TASK LIST:
1 - Answer these from the text about firefighting teams, one line each:
(a) What are heroes on Team Firefighters rewarded for?
(b) According to the text, where does Team Stillwater place the onus?
(c) What does the text call the most critical factor of all?
2 - Copy the records verbatim, everything from the line containing "Patent image size: (1353, 982)." down to the line containing "The microbridge 308 is at (712, 318).", both lines included.

DOCUMENT EXTRACT:

Problems are never fully understood or addressed, leaving room for more problems to occur.
While heroes are rewarded for fixing problems, there is no visible incentive for addressing the problem so it never occurs again.
This is a good time to remind ourselves that we needed superheroes to save us from supervillains, not from our own misdeeds. And yet, Team Firefighters is full of superheroes with this unwelcome badge of honour.
The Alternative
Let’s walk over to Team Stillwater and see what’s going on over there. Two things appear to stand out.
There is a measured, deliberate approach to everything. People seem to understand what risks they are taking and have a sense of what these risks entail. They pause often to consider these risks and when the risks are tenuous, make time to find better solutions.
When something does go wrong, taking the team by surprise, there is a one-two punch that follows.
Douse the fire, if only temporarily.
Collectively reflect on what went wrong, record the lessons, and put in the effort to reduce the risk of this happening again.
Clearly, the incentive models are very different on this team. The onus is very much on prevention, than on cure. This is a team of problem solvers that has been incentivized to minimize broken windows.
The Journey to Firefighting
How does a team end up like the Firefighters? While there are many paths to this terminus, you may find that they all have some characteristics in common.
When moving fast is what matters most, output is valued over outcomes, and busy work is celebrated.
“Look how many bugs were fixed in a week!”
rather than
“How can we avoid having so many bugs to fix?”
Battle scars from avoidable fiascos are glorified.
“Amazing feat, pulling an all nighter to plug the security hole”
rather than
“Let’s promise ourselves this is never required again”
The most critical factor of all however is what measure is used to define success. While metrics defining progress are easy to setup - turnaround time to delivery, bugs fixed or tickets closed - it is easy to forget that it is notoriously hard to measure what matters most.

EXERCISE INPUTS:
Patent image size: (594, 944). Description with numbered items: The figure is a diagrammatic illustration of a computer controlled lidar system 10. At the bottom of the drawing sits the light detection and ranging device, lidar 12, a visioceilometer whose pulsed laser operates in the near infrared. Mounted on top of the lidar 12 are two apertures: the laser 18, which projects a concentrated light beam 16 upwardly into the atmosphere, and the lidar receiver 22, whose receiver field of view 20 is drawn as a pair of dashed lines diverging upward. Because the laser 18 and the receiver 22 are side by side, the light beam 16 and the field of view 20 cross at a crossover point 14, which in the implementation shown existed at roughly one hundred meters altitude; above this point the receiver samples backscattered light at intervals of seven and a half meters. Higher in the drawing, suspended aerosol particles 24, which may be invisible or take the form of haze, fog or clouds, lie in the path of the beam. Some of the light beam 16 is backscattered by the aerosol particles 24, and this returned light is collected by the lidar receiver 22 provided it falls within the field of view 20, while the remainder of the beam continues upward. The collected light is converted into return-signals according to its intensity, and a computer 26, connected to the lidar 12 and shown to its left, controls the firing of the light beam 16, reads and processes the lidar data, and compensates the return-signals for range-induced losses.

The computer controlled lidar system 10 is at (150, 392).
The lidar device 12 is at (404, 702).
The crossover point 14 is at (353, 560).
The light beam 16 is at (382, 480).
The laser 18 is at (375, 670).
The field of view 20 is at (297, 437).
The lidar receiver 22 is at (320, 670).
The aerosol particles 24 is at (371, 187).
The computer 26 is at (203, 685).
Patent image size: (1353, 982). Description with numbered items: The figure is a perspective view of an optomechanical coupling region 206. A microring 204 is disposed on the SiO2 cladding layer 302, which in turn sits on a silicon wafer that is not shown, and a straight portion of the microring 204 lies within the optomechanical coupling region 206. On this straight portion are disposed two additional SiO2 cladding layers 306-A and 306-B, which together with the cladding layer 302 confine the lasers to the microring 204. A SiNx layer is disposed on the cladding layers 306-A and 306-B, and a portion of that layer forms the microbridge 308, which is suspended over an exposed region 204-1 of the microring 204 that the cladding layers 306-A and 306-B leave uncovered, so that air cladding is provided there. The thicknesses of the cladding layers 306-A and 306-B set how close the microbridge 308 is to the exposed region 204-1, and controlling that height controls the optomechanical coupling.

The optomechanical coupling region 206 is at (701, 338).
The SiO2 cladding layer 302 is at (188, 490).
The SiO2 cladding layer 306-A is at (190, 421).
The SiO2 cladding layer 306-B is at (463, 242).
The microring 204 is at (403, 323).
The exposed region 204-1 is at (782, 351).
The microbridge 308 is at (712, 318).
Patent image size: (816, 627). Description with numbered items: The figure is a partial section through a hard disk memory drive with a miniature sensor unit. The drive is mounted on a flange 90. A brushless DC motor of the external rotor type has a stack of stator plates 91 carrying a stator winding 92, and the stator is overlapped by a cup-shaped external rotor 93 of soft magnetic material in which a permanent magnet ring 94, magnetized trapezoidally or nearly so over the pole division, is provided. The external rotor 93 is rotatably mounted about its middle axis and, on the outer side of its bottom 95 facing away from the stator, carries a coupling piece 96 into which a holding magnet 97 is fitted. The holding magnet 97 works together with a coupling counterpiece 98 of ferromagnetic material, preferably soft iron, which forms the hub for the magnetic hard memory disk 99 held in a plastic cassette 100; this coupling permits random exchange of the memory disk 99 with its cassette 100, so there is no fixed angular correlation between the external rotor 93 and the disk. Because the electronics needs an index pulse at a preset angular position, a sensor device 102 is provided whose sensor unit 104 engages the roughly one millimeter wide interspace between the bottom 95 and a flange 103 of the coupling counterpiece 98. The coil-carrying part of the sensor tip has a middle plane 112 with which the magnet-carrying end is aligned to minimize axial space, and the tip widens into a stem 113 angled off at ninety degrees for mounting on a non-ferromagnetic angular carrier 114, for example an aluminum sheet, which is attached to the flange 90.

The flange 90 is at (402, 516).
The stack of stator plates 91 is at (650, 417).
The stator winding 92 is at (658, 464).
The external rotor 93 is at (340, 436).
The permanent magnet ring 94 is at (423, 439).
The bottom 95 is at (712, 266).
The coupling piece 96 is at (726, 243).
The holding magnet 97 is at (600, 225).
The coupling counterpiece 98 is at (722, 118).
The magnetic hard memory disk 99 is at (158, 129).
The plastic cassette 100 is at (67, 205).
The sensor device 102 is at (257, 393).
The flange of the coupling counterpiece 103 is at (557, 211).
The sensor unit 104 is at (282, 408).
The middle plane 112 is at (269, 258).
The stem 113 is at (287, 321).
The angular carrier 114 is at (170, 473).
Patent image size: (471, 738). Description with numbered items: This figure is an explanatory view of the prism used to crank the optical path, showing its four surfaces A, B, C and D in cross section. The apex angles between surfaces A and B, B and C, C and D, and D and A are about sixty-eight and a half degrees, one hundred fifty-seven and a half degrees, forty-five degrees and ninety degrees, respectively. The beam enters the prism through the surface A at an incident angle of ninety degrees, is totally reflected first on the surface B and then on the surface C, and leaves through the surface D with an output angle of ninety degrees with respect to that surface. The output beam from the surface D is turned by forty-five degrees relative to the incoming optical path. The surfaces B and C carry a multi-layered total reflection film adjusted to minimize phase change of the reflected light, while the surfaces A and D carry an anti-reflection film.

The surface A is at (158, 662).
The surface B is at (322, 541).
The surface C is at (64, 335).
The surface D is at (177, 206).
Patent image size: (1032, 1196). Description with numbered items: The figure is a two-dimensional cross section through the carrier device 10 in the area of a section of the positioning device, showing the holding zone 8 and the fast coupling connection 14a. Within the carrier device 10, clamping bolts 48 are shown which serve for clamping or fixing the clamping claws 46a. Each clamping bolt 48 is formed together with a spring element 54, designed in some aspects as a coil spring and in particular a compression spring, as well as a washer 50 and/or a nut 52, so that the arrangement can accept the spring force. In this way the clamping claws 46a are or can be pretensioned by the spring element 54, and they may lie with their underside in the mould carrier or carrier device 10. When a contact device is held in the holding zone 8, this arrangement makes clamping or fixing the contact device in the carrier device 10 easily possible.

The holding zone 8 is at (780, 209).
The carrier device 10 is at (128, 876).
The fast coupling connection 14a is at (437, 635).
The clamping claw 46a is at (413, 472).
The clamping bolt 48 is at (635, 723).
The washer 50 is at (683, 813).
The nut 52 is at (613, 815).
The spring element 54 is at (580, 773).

CORRECT ANSWERS:
1 -
(a) Fixing problems.
(b) On prevention rather than on cure.
(c) What measure is used to define success.

2 -
Patent image size: (1353, 982). Description with numbered items: The figure is a perspective view of an optomechanical coupling region 206. A microring 204 is disposed on the SiO2 cladding layer 302, which in turn sits on a silicon wafer that is not shown, and a straight portion of the microring 204 lies within the optomechanical coupling region 206. On this straight portion are disposed two additional SiO2 cladding layers 306-A and 306-B, which together with the cladding layer 302 confine the lasers to the microring 204. A SiNx layer is disposed on the cladding layers 306-A and 306-B, and a portion of that layer forms the microbridge 308, which is suspended over an exposed region 204-1 of the microring 204 that the cladding layers 306-A and 306-B leave uncovered, so that air cladding is provided there. The thicknesses of the cladding layers 306-A and 306-B set how close the microbridge 308 is to the exposed region 204-1, and controlling that height controls the optomechanical coupling.

The optomechanical coupling region 206 is at (701, 338).
The SiO2 cladding layer 302 is at (188, 490).
The SiO2 cladding layer 306-A is at (190, 421).
The SiO2 cladding layer 306-B is at (463, 242).
The microring 204 is at (403, 323).
The exposed region 204-1 is at (782, 351).
The microbridge 308 is at (712, 318).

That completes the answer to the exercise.